To do:
Identify each line holding the string "content" and copy it.

A run of records:
__________

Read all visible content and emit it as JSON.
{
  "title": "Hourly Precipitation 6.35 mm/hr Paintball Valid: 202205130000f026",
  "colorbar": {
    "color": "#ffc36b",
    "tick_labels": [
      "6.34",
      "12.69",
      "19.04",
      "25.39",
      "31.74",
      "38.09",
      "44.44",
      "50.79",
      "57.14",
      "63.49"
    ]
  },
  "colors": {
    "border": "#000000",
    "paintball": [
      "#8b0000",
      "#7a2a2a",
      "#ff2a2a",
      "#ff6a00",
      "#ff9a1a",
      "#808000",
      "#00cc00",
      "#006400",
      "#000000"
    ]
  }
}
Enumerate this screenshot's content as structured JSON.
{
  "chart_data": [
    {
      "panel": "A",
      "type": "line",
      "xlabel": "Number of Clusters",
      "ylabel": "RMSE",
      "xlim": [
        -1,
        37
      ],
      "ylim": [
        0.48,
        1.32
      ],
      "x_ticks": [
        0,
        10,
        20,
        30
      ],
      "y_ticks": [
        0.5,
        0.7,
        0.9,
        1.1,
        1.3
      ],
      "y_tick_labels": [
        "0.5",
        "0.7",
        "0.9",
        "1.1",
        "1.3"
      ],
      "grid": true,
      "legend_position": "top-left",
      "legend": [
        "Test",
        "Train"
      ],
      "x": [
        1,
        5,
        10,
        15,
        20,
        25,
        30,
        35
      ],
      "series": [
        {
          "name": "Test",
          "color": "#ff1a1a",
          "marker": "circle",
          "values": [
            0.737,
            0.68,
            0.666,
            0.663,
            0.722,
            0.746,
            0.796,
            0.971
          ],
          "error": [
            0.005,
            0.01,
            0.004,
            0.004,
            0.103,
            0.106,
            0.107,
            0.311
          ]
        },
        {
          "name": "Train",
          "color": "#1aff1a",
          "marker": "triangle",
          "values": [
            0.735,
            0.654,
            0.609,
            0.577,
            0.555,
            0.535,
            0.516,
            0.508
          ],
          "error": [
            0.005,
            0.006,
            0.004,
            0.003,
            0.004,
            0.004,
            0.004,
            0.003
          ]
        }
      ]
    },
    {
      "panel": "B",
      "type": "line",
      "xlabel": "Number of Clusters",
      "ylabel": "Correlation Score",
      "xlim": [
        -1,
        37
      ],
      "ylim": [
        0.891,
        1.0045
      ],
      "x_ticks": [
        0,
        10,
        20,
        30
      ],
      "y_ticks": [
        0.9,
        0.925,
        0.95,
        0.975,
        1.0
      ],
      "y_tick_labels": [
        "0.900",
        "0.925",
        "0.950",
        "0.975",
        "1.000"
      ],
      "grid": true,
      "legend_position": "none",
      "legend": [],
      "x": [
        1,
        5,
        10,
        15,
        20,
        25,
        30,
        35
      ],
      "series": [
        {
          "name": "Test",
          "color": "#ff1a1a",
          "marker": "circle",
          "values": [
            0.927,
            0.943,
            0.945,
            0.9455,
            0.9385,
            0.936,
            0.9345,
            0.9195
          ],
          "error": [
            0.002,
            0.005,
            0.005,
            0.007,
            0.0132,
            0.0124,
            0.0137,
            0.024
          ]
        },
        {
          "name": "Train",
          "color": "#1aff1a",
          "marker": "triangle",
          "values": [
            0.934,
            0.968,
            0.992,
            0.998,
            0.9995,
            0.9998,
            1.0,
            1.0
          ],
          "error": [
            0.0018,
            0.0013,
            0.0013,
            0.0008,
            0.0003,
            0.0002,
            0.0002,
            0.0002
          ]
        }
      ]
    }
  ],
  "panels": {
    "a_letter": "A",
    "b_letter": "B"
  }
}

__________

Task output:
Read all visible content and emit it as JSON.
Enumerate this screenshot's content as structured JSON.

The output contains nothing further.